(The exercise): Filter the entries below, keeping every line that has the word "materials".

(Entries provided):
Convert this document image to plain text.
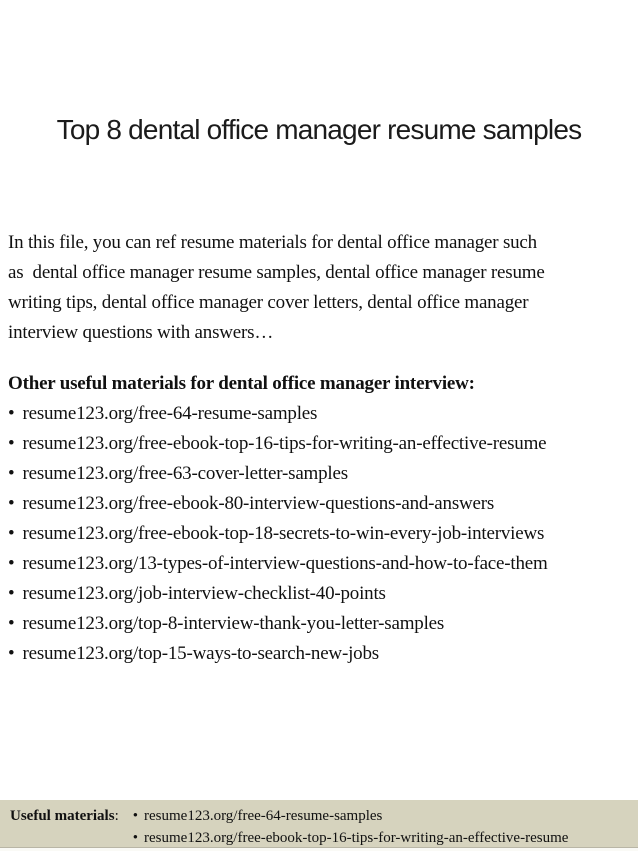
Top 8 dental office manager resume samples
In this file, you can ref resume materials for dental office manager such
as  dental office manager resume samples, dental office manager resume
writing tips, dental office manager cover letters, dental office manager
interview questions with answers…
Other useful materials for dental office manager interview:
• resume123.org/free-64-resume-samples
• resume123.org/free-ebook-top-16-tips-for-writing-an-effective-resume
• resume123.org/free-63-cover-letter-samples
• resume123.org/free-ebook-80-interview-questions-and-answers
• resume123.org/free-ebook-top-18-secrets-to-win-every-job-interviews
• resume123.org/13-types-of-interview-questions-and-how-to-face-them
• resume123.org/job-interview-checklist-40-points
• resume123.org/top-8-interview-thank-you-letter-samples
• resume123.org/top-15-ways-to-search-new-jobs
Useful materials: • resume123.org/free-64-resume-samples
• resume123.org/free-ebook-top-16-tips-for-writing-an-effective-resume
...
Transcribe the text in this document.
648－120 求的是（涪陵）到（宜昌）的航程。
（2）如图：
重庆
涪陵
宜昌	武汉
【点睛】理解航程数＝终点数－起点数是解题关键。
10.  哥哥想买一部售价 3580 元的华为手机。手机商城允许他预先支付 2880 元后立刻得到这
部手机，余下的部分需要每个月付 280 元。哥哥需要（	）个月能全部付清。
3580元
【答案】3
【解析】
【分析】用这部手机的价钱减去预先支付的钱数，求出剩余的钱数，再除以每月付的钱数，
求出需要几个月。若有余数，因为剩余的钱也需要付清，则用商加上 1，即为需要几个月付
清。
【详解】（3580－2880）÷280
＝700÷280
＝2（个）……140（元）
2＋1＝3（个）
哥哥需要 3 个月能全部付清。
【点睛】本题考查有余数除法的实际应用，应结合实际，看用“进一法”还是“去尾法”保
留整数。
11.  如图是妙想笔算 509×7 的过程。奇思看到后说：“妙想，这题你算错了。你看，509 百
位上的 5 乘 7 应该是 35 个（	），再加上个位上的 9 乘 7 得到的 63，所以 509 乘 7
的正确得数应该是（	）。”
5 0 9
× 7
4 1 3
* * *
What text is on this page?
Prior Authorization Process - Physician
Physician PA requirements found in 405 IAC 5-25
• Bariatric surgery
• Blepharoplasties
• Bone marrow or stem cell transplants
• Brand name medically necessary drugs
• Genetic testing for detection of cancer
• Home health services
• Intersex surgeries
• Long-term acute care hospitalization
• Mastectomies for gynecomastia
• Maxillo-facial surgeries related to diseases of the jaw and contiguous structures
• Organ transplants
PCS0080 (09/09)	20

(Written answer):
In this file, you can ref resume materials for dental office manager such
Other useful materials for dental office manager interview:
Useful materials: • resume123.org/free-64-resume-samples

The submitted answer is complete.